— start —

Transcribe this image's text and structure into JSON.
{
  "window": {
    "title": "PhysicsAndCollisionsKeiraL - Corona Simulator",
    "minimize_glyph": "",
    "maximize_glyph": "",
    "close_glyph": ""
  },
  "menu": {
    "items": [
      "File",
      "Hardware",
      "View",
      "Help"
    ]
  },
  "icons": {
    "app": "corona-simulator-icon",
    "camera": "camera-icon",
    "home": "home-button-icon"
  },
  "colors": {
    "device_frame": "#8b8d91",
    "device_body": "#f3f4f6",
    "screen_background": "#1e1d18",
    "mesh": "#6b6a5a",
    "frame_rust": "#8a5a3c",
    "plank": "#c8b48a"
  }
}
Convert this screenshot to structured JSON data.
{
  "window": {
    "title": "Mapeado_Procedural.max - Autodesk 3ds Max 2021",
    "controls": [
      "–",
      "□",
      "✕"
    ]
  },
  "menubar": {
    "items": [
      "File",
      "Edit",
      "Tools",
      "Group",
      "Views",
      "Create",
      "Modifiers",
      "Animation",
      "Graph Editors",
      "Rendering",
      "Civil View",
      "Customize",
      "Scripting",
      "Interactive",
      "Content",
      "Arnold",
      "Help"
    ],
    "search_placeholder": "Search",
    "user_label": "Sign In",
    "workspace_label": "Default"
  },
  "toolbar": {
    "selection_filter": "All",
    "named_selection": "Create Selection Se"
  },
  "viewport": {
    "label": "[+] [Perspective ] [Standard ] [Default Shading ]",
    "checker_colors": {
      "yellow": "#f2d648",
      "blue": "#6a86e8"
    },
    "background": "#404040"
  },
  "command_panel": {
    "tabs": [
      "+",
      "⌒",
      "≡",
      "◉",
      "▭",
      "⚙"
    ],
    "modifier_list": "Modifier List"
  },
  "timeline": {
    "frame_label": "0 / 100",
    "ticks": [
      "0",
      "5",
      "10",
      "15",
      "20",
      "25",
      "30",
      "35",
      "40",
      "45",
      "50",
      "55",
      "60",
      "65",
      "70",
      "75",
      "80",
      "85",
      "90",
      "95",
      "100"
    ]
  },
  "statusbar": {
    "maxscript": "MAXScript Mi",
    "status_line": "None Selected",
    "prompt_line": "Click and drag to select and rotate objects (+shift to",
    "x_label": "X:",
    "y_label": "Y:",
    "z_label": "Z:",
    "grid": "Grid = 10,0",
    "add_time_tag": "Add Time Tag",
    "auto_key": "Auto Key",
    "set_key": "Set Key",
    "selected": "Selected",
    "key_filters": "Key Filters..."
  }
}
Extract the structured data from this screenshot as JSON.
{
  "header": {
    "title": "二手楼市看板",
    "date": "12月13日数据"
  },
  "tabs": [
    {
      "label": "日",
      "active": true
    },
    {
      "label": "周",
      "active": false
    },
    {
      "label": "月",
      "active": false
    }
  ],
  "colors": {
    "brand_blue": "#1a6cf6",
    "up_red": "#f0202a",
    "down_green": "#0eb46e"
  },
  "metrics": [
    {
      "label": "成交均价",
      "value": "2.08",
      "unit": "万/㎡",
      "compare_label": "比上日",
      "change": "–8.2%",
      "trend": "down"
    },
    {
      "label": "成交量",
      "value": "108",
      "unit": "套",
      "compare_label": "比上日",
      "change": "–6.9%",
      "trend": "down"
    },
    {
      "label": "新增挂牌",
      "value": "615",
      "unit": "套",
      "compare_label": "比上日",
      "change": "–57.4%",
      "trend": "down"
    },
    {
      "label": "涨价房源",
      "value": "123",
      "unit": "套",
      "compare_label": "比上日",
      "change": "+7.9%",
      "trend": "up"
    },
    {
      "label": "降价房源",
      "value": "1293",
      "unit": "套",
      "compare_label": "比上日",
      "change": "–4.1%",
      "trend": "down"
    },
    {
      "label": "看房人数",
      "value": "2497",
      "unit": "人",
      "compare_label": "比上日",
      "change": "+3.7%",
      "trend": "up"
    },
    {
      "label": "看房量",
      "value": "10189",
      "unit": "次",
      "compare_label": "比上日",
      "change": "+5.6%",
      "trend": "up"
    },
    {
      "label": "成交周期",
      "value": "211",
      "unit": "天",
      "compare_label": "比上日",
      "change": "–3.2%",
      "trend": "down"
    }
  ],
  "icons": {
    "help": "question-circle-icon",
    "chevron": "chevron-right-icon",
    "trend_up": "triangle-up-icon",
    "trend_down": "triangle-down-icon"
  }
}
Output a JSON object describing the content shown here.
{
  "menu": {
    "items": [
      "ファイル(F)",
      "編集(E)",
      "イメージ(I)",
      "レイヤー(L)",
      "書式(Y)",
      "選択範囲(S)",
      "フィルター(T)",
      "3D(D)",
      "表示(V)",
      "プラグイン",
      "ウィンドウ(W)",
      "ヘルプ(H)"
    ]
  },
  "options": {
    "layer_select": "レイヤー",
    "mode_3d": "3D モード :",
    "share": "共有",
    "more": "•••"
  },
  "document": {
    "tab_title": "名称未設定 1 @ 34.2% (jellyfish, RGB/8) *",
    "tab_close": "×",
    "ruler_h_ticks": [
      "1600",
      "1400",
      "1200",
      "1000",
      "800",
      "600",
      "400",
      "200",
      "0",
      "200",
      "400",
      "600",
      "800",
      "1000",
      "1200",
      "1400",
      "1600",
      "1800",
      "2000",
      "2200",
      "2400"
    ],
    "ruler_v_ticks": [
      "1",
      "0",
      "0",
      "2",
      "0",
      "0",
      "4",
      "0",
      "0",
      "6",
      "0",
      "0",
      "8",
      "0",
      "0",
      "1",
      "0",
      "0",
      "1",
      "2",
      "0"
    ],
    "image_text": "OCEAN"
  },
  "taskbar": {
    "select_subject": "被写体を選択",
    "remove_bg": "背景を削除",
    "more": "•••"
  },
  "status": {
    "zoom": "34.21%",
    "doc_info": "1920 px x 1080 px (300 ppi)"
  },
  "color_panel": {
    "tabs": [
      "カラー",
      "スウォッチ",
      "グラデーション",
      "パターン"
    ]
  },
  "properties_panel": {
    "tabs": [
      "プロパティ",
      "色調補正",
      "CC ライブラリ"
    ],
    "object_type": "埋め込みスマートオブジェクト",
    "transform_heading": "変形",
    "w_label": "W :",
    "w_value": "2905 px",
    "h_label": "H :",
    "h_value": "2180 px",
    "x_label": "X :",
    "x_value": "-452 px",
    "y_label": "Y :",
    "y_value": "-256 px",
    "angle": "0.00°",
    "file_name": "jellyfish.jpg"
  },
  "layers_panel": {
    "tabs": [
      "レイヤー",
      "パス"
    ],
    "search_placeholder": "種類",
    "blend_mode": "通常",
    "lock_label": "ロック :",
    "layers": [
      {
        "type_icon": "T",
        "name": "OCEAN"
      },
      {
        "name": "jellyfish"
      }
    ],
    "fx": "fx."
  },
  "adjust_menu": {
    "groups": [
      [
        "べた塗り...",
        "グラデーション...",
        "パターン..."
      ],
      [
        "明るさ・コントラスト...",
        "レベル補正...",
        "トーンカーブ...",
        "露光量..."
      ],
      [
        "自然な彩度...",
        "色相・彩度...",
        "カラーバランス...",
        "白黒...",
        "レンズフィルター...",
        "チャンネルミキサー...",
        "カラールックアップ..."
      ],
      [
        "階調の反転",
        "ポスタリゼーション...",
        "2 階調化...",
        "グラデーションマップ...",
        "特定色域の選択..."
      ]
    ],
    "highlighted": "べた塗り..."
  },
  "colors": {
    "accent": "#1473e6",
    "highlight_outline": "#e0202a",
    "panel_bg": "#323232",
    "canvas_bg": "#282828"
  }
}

— end —

# Problem statement
Across the preceding material, how many lines contain the word "Selected"? State the number alone.

# Output for this exercise
2